**Task brief:**
Return the entries below in their exact form, leaving the pictures out.

(Saved entries)
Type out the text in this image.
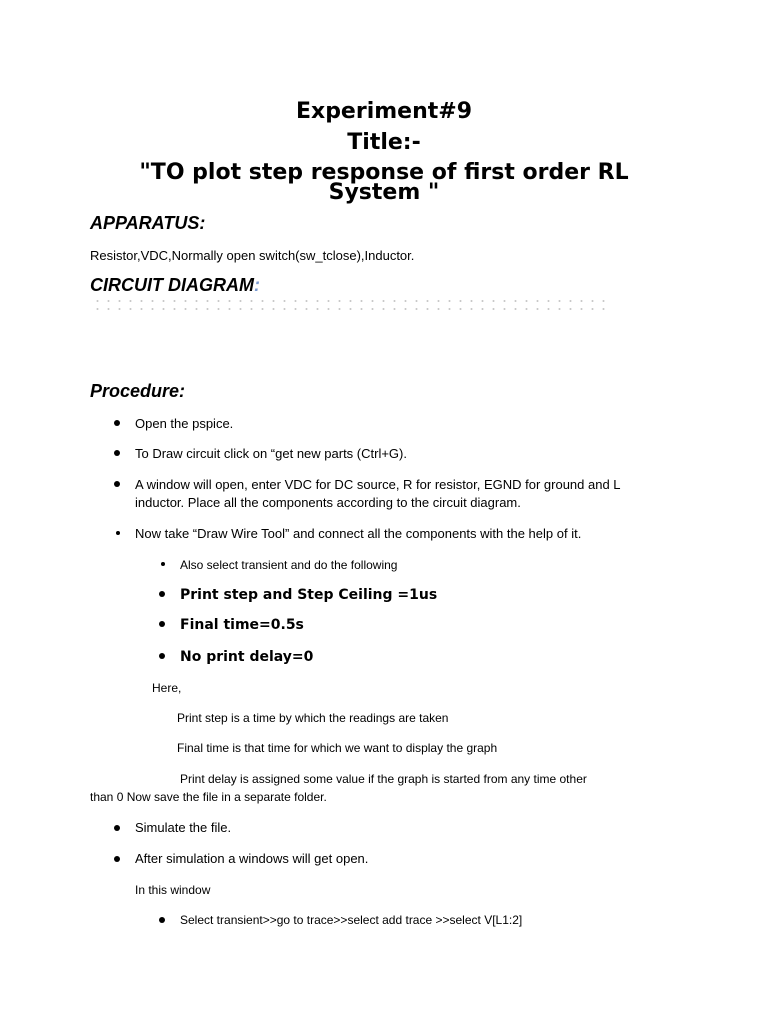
Experiment#9
Title:-
"TO plot step response of first order RL
System "
APPARATUS:
Resistor,VDC,Normally open switch(sw_tclose),Inductor.
CIRCUIT DIAGRAM:
Procedure:
Open the pspice.
To Draw circuit click on “get new parts (Ctrl+G).
A window will open, enter VDC for DC source, R for resistor, EGND for ground and L
inductor. Place all the components according to the circuit diagram.
Now take “Draw Wire Tool” and connect all the components with the help of it.
Also select transient and do the following
Print step and Step Ceiling =1us
Final time=0.5s
No print delay=0
Here,
Print step is a time by which the readings are taken
Final time is that time for which we want to display the graph
Print delay is assigned some value if the graph is started from any time other
than 0 Now save the file in a separate folder.
Simulate the file.
After simulation a windows will get open.
In this window
Select transient>>go to trace>>select add trace >>select V[L1:2]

**Problem solution:**
Type out the text in this image.
Experiment#9
Title:-
"TO plot step response of first order RL
System "
APPARATUS:
Resistor,VDC,Normally open switch(sw_tclose),Inductor.
CIRCUIT DIAGRAM:
Procedure:
Open the pspice.
To Draw circuit click on “get new parts (Ctrl+G).
A window will open, enter VDC for DC source, R for resistor, EGND for ground and L
inductor. Place all the components according to the circuit diagram.
Now take “Draw Wire Tool” and connect all the components with the help of it.
Also select transient and do the following
Print step and Step Ceiling =1us
Final time=0.5s
No print delay=0
Here,
Print step is a time by which the readings are taken
Final time is that time for which we want to display the graph
Print delay is assigned some value if the graph is started from any time other
than 0 Now save the file in a separate folder.
Simulate the file.
After simulation a windows will get open.
In this window
Select transient>>go to trace>>select add trace >>select V[L1:2]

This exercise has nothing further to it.